DATA SHOWN —

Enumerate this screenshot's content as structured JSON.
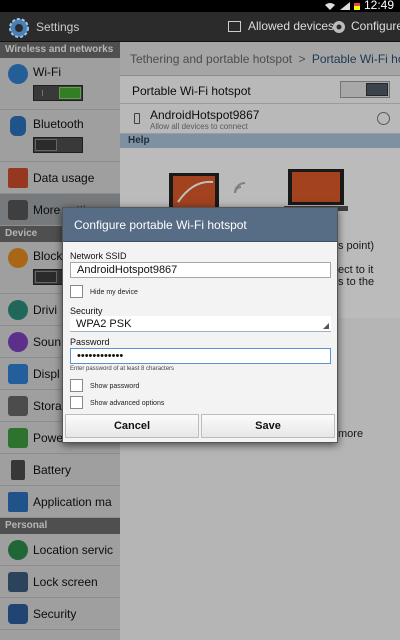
{
  "status_bar": {
    "time": "12:49"
  },
  "action_bar": {
    "title": "Settings",
    "allowed_devices_label": "Allowed devices",
    "configure_label": "Configure"
  },
  "left_pane": {
    "sections": [
      {
        "header": "Wireless and networks",
        "items": [
          {
            "label": "Wi-Fi",
            "icon": "wifi-icon",
            "toggle": "on"
          },
          {
            "label": "Bluetooth",
            "icon": "bluetooth-icon",
            "toggle": "off"
          },
          {
            "label": "Data usage",
            "icon": "data-usage-icon"
          },
          {
            "label": "More settings",
            "icon": "more-icon",
            "selected": true
          }
        ]
      },
      {
        "header": "Device",
        "items": [
          {
            "label": "Block",
            "icon": "block-icon",
            "toggle": "off"
          },
          {
            "label": "Drivi",
            "icon": "driving-icon"
          },
          {
            "label": "Soun",
            "icon": "sound-icon"
          },
          {
            "label": "Displ",
            "icon": "display-icon"
          },
          {
            "label": "Stora",
            "icon": "storage-icon"
          },
          {
            "label": "Powe",
            "icon": "power-icon"
          },
          {
            "label": "Battery",
            "icon": "battery-icon"
          },
          {
            "label": "Application ma",
            "icon": "apps-icon"
          }
        ]
      },
      {
        "header": "Personal",
        "items": [
          {
            "label": "Location servic",
            "icon": "location-icon"
          },
          {
            "label": "Lock screen",
            "icon": "lock-icon"
          },
          {
            "label": "Security",
            "icon": "security-icon"
          }
        ]
      }
    ]
  },
  "right_pane": {
    "breadcrumb_parent": "Tethering and portable hotspot",
    "breadcrumb_sep": ">",
    "breadcrumb_current": "Portable Wi-Fi ho",
    "portable_hotspot_label": "Portable Wi-Fi hotspot",
    "hotspot_ssid": "AndroidHotspot9867",
    "hotspot_sub": "Allow all devices to connect",
    "help_header": "Help",
    "help_fragments": [
      "s point)",
      "ect to it",
      "s to the",
      "more"
    ]
  },
  "dialog": {
    "title": "Configure portable Wi-Fi hotspot",
    "ssid_label": "Network SSID",
    "ssid_value": "AndroidHotspot9867",
    "hide_device_label": "Hide my device",
    "security_label": "Security",
    "security_value": "WPA2 PSK",
    "password_label": "Password",
    "password_value": "••••••••••••",
    "password_hint": "Enter password of at least 8 characters",
    "show_password_label": "Show password",
    "show_advanced_label": "Show advanced options",
    "cancel_label": "Cancel",
    "save_label": "Save"
  },
  "colors": {
    "action_bar": "#2b2b2b",
    "dialog_title": "#576c85",
    "toggle_on": "#45a82f",
    "help_header": "#a8c0d8"
  }
}
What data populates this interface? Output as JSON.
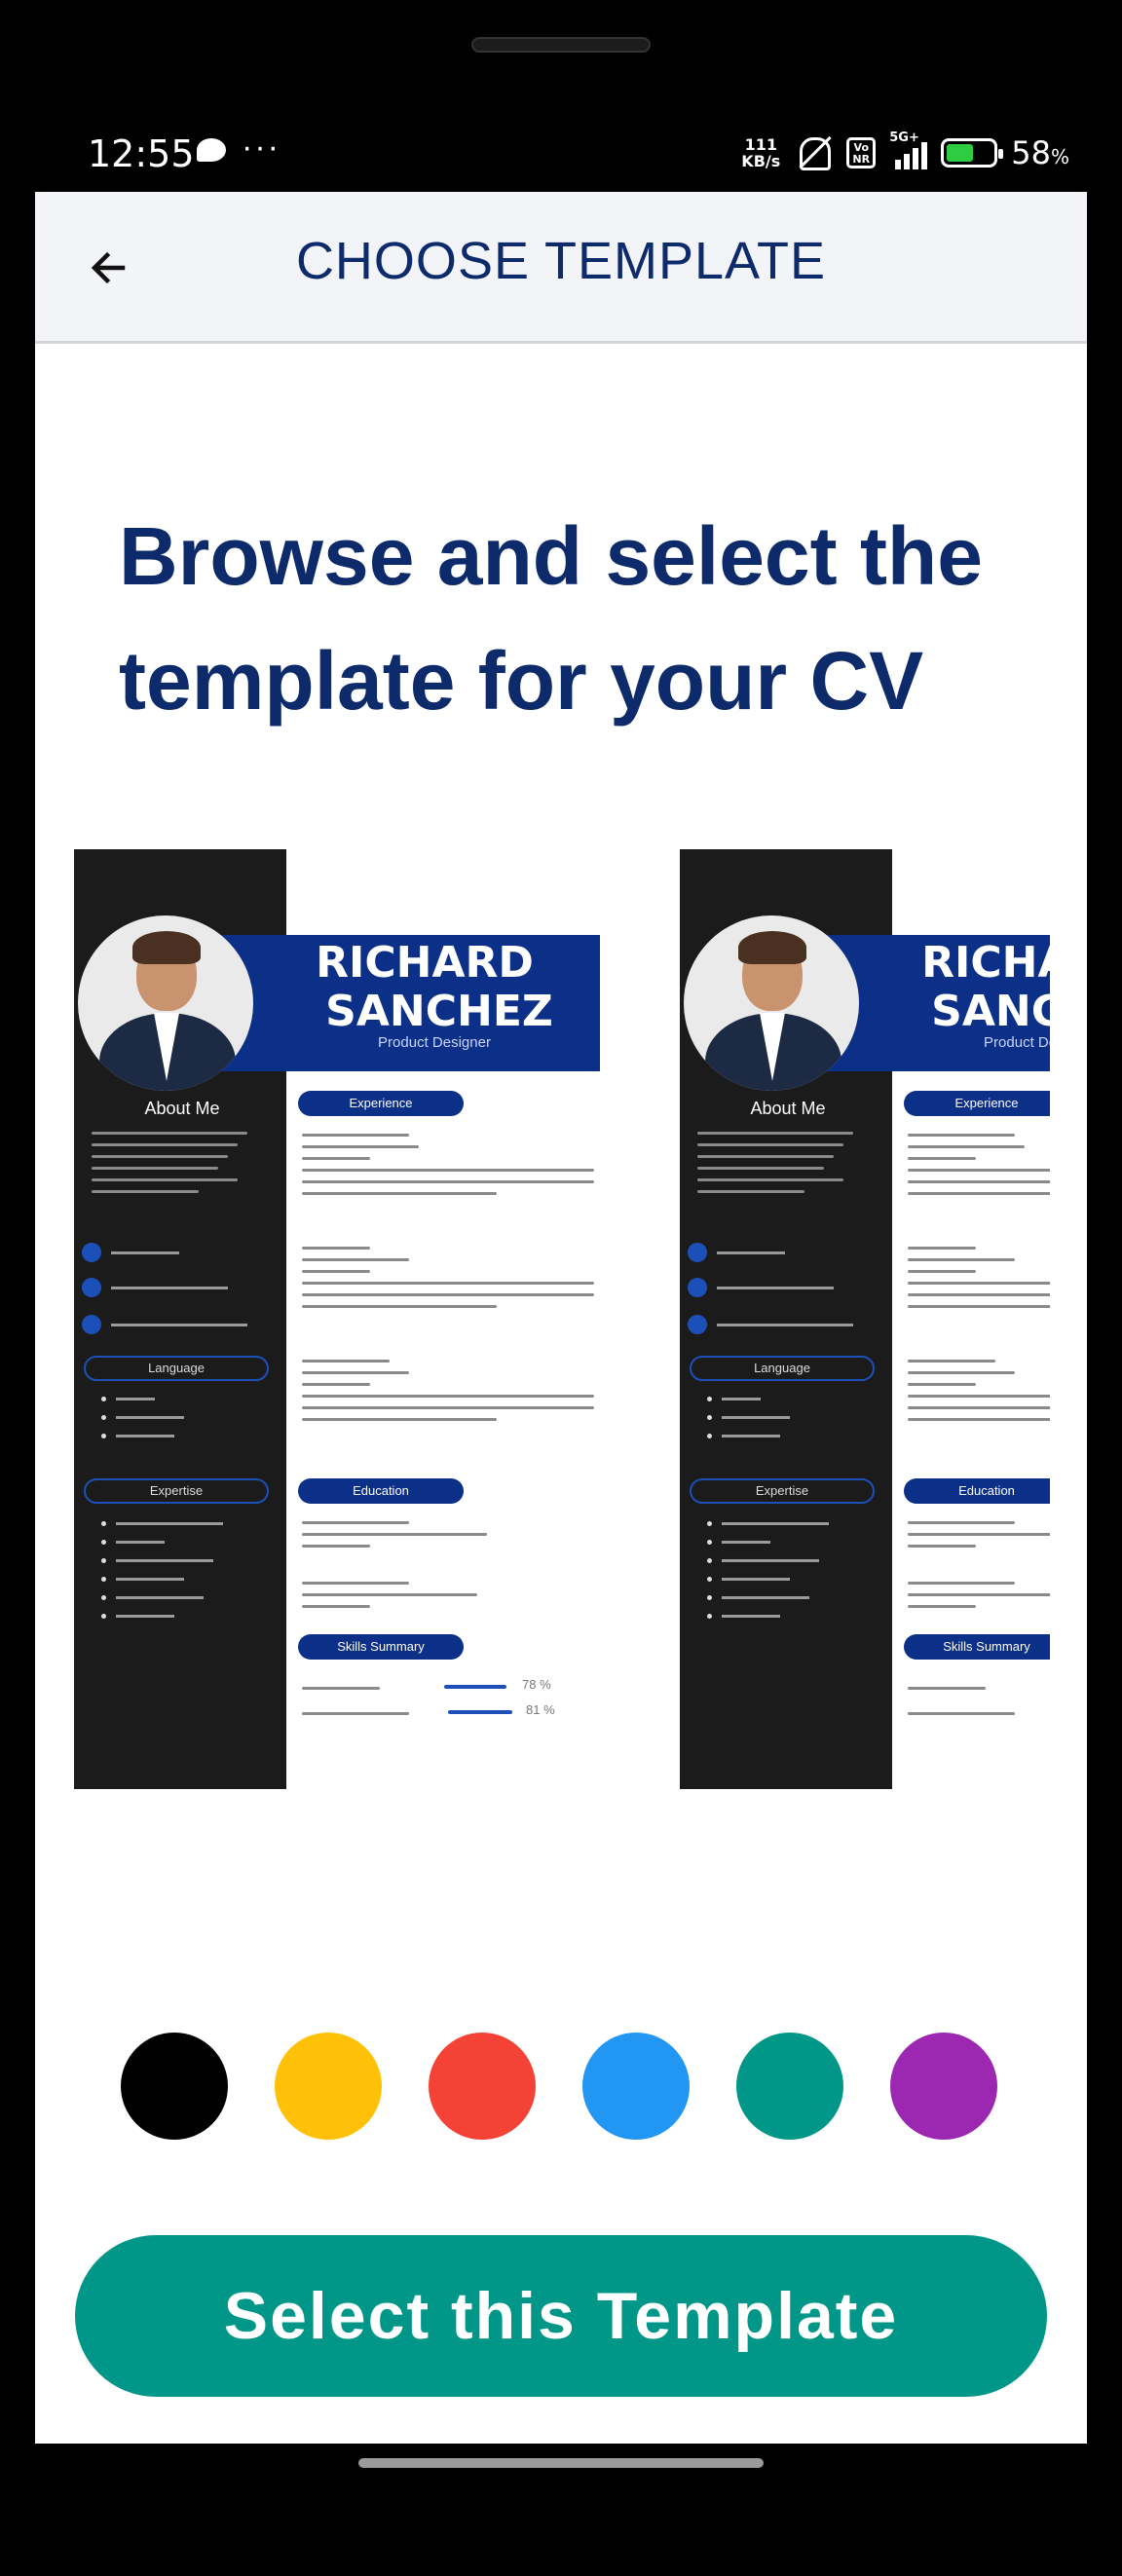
{
  "status_bar": {
    "time": "12:55",
    "network_speed_value": "111",
    "network_speed_unit": "KB/s",
    "volte_label": "Vo NR",
    "network_type": "5G+",
    "battery_percent": "58",
    "battery_percent_sign": "%",
    "battery_level": 0.58
  },
  "app_bar": {
    "title": "CHOOSE TEMPLATE",
    "back_icon": "arrow-left-icon"
  },
  "headline": "Browse and select the template for your CV",
  "templates": [
    {
      "name_line1": "RICHARD",
      "name_line2": "SANCHEZ",
      "role": "Product Designer",
      "about_title": "About Me",
      "sections": {
        "experience": "Experience",
        "education": "Education",
        "skills": "Skills Summary",
        "language": "Language",
        "expertise": "Expertise"
      },
      "skill_percents": [
        "78 %",
        "81 %"
      ]
    },
    {
      "name_line1": "RICHARD",
      "name_line2": "SANCHEZ",
      "role": "Product Designer",
      "about_title": "About Me",
      "sections": {
        "experience": "Experience",
        "education": "Education",
        "skills": "Skills Summary",
        "language": "Language",
        "expertise": "Expertise"
      }
    }
  ],
  "color_options": [
    {
      "name": "black",
      "hex": "#000000"
    },
    {
      "name": "amber",
      "hex": "#FFC107"
    },
    {
      "name": "red",
      "hex": "#F44336"
    },
    {
      "name": "blue",
      "hex": "#2196F3"
    },
    {
      "name": "teal",
      "hex": "#009688"
    },
    {
      "name": "purple",
      "hex": "#9C27B0"
    }
  ],
  "primary_button": {
    "label": "Select this Template",
    "color": "#009688"
  },
  "colors": {
    "title_text": "#0D2A6B",
    "app_bar_bg": "#F3F4F8"
  }
}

YOUR OBJECTIVE — Reproduce the records, all of them, word for word; omit the pictures.

RESULT FOR THIS EXERCISE —
Enumerate this screenshot's content as structured JSON.
{
  "status_bar": {
    "time": "12:49"
  },
  "action_bar": {
    "title": "Settings",
    "allowed_devices_label": "Allowed devices",
    "configure_label": "Configure"
  },
  "left_pane": {
    "sections": [
      {
        "header": "Wireless and networks",
        "items": [
          {
            "label": "Wi-Fi",
            "icon": "wifi-icon",
            "toggle": "on"
          },
          {
            "label": "Bluetooth",
            "icon": "bluetooth-icon",
            "toggle": "off"
          },
          {
            "label": "Data usage",
            "icon": "data-usage-icon"
          },
          {
            "label": "More settings",
            "icon": "more-icon",
            "selected": true
          }
        ]
      },
      {
        "header": "Device",
        "items": [
          {
            "label": "Block",
            "icon": "block-icon",
            "toggle": "off"
          },
          {
            "label": "Drivi",
            "icon": "driving-icon"
          },
          {
            "label": "Soun",
            "icon": "sound-icon"
          },
          {
            "label": "Displ",
            "icon": "display-icon"
          },
          {
            "label": "Stora",
            "icon": "storage-icon"
          },
          {
            "label": "Powe",
            "icon": "power-icon"
          },
          {
            "label": "Battery",
            "icon": "battery-icon"
          },
          {
            "label": "Application ma",
            "icon": "apps-icon"
          }
        ]
      },
      {
        "header": "Personal",
        "items": [
          {
            "label": "Location servic",
            "icon": "location-icon"
          },
          {
            "label": "Lock screen",
            "icon": "lock-icon"
          },
          {
            "label": "Security",
            "icon": "security-icon"
          }
        ]
      }
    ]
  },
  "right_pane": {
    "breadcrumb_parent": "Tethering and portable hotspot",
    "breadcrumb_sep": ">",
    "breadcrumb_current": "Portable Wi-Fi ho",
    "portable_hotspot_label": "Portable Wi-Fi hotspot",
    "hotspot_ssid": "AndroidHotspot9867",
    "hotspot_sub": "Allow all devices to connect",
    "help_header": "Help",
    "help_fragments": [
      "s point)",
      "ect to it",
      "s to the",
      "more"
    ]
  },
  "dialog": {
    "title": "Configure portable Wi-Fi hotspot",
    "ssid_label": "Network SSID",
    "ssid_value": "AndroidHotspot9867",
    "hide_device_label": "Hide my device",
    "security_label": "Security",
    "security_value": "WPA2 PSK",
    "password_label": "Password",
    "password_value": "••••••••••••",
    "password_hint": "Enter password of at least 8 characters",
    "show_password_label": "Show password",
    "show_advanced_label": "Show advanced options",
    "cancel_label": "Cancel",
    "save_label": "Save"
  },
  "colors": {
    "action_bar": "#2b2b2b",
    "dialog_title": "#576c85",
    "toggle_on": "#45a82f",
    "help_header": "#a8c0d8"
  }
}
What data populates this interface? Output as JSON.
{
  "status_bar": {
    "time": "12:55",
    "network_speed_value": "111",
    "network_speed_unit": "KB/s",
    "volte_label": "Vo NR",
    "network_type": "5G+",
    "battery_percent": "58",
    "battery_percent_sign": "%",
    "battery_level": 0.58
  },
  "app_bar": {
    "title": "CHOOSE TEMPLATE",
    "back_icon": "arrow-left-icon"
  },
  "headline": "Browse and select the template for your CV",
  "templates": [
    {
      "name_line1": "RICHARD",
      "name_line2": "SANCHEZ",
      "role": "Product Designer",
      "about_title": "About Me",
      "sections": {
        "experience": "Experience",
        "education": "Education",
        "skills": "Skills Summary",
        "language": "Language",
        "expertise": "Expertise"
      },
      "skill_percents": [
        "78 %",
        "81 %"
      ]
    },
    {
      "name_line1": "RICHARD",
      "name_line2": "SANCHEZ",
      "role": "Product Designer",
      "about_title": "About Me",
      "sections": {
        "experience": "Experience",
        "education": "Education",
        "skills": "Skills Summary",
        "language": "Language",
        "expertise": "Expertise"
      }
    }
  ],
  "color_options": [
    {
      "name": "black",
      "hex": "#000000"
    },
    {
      "name": "amber",
      "hex": "#FFC107"
    },
    {
      "name": "red",
      "hex": "#F44336"
    },
    {
      "name": "blue",
      "hex": "#2196F3"
    },
    {
      "name": "teal",
      "hex": "#009688"
    },
    {
      "name": "purple",
      "hex": "#9C27B0"
    }
  ],
  "primary_button": {
    "label": "Select this Template",
    "color": "#009688"
  },
  "colors": {
    "title_text": "#0D2A6B",
    "app_bar_bg": "#F3F4F8"
  }
}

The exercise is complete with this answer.